--- Task directions ---
Note each line of the listing that contains the string "процессе", and copy it.

··· Supplied entries ···

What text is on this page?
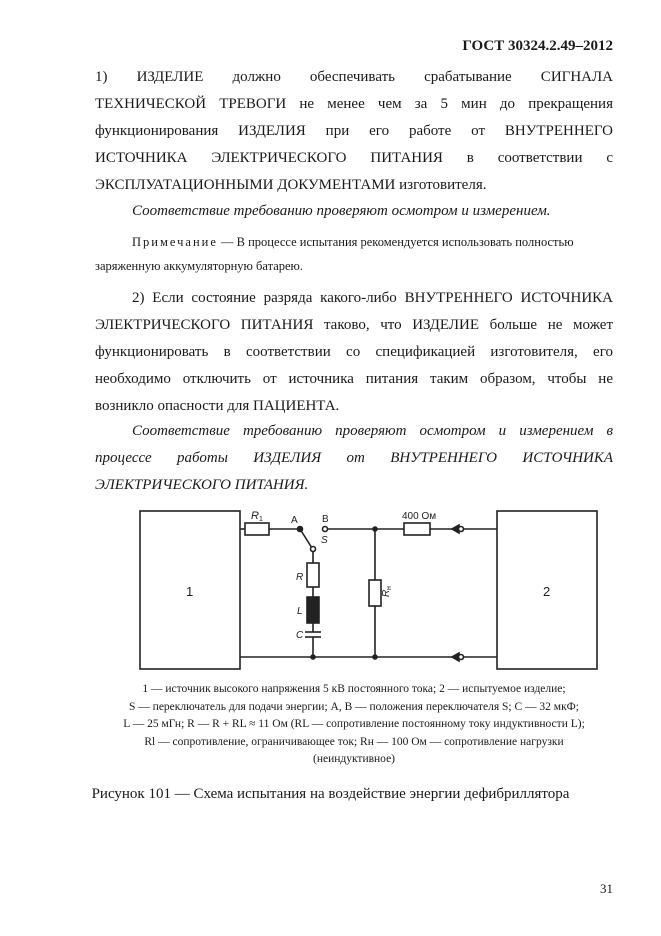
ГОСТ 30324.2.49–2012
1) ИЗДЕЛИЕ должно обеспечивать срабатывание СИГНАЛА
ТЕХНИЧЕСКОЙ ТРЕВОГИ не менее чем за 5 мин до прекращения
функционирования ИЗДЕЛИЯ при его работе от ВНУТРЕННЕГО
ИСТОЧНИКА ЭЛЕКТРИЧЕСКОГО ПИТАНИЯ в соответствии с
ЭКСПЛУАТАЦИОННЫМИ ДОКУМЕНТАМИ изготовителя.
Соответствие требованию проверяют осмотром и измерением.
Примечание — В процессе испытания рекомендуется использовать полностью
заряженную аккумуляторную батарею.
2) Если состояние разряда какого-либо ВНУТРЕННЕГО ИСТОЧНИКА
ЭЛЕКТРИЧЕСКОГО ПИТАНИЯ таково, что ИЗДЕЛИЕ больше не может
функционировать в соответствии со спецификацией изготовителя, его
необходимо отключить от источника питания таким образом, чтобы не
возникло опасности для ПАЦИЕНТА.
Соответствие требованию проверяют осмотром и измерением в
процессе работы ИЗДЕЛИЯ от ВНУТРЕННЕГО ИСТОЧНИКА
ЭЛЕКТРИЧЕСКОГО ПИТАНИЯ.
1	2
R 1	A B
S
R
L
C
R
н
400 Ом
1 — источник высокого напряжения 5 кВ постоянного тока; 2 — испытуемое изделие;
S — переключатель для подачи энергии; A, B — положения переключателя S; C — 32 мкФ;
L — 25 мГн; R — R + RL ≈ 11 Ом (RL — сопротивление постоянному току индуктивности L);
Rl — сопротивление, ограничивающее ток; Rн — 100 Ом — сопротивление нагрузки
(неиндуктивное)
Рисунок 101 — Схема испытания на воздействие энергии дефибриллятора
31
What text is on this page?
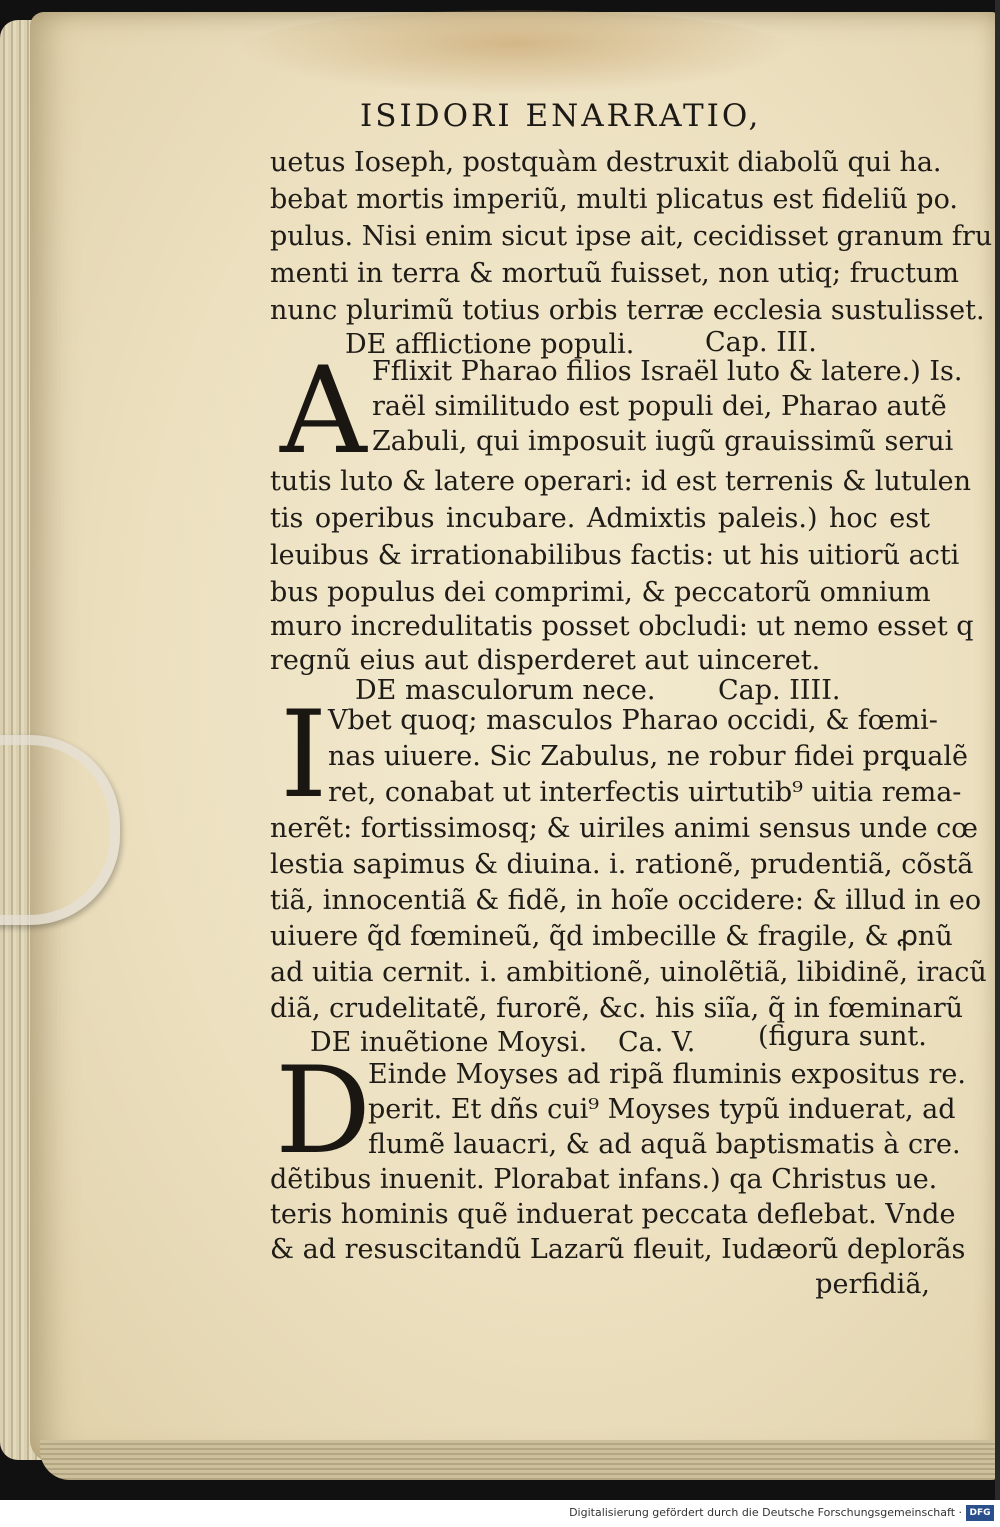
ISIDORI ENARRATIO,
uetus Ioseph, postquàm destruxit diabolũ qui ha.
bebat mortis imperiũ, multi plicatus est fideliũ po.
pulus. Nisi enim sicut ipse ait, cecidisset granum fru
menti in terra & mortuũ fuisset, non utiq; fructum
nunc plurimũ totius orbis terræ ecclesia sustulisset.
DE afflictione populi.	Cap. III.
A Fflixit Pharao filios Israël luto & latere.) Is.
raël similitudo est populi dei, Pharao autẽ
Zabuli, qui imposuit iugũ grauissimũ serui
tutis luto & latere operari: id est terrenis & lutulen
tis operibus incubare. Admixtis paleis.) hoc est
leuibus & irrationabilibus factis: ut his uitiorũ acti
bus populus dei comprimi, & peccatorũ omnium
muro incredulitatis posset obcludi: ut nemo esset q
regnũ eius aut disperderet aut uinceret.
DE masculorum nece. Cap. IIII.
I Vbet quoq; masculos Pharao occidi, & fœmi-
nas uiuere. Sic Zabulus, ne robur fidei prꝗualẽ
ret, conabat ut interfectis uirtutib⁹ uitia rema-
nerẽt: fortissimosq; & uiriles animi sensus unde cœ
lestia sapimus & diuina. i. rationẽ, prudentiã, cõstã
tiã, innocentiã & fidẽ, in hoĩe occidere: & illud in eo
uiuere q̃d fœmineũ, q̃d imbecille & fragile, & ꝓnũ
ad uitia cernit. i. ambitionẽ, uinolẽtiã, libidinẽ, iracũ
diã, crudelitatẽ, furorẽ, &c. his siĩa, q̃ in fœminarũ
DE inuẽtione Moysi. Ca. V.	(figura sunt.
D
Einde Moyses ad ripã fluminis expositus re.
perit. Et dñs cui⁹ Moyses typũ induerat, ad
flumẽ lauacri, & ad aquã baptismatis à cre.
dẽtibus inuenit. Plorabat infans.) qa Christus ue.
teris hominis quẽ induerat peccata deflebat. Vnde
& ad resuscitandũ Lazarũ fleuit, Iudæorũ deplorãs
perfidiã,
Digitalisierung gefördert durch die Deutsche Forschungsgemeinschaft · DFG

···

--- The reply ---
Примечание — В процессе испытания рекомендуется использовать полностью
процессе работы ИЗДЕЛИЯ от ВНУТРЕННЕГО ИСТОЧНИКА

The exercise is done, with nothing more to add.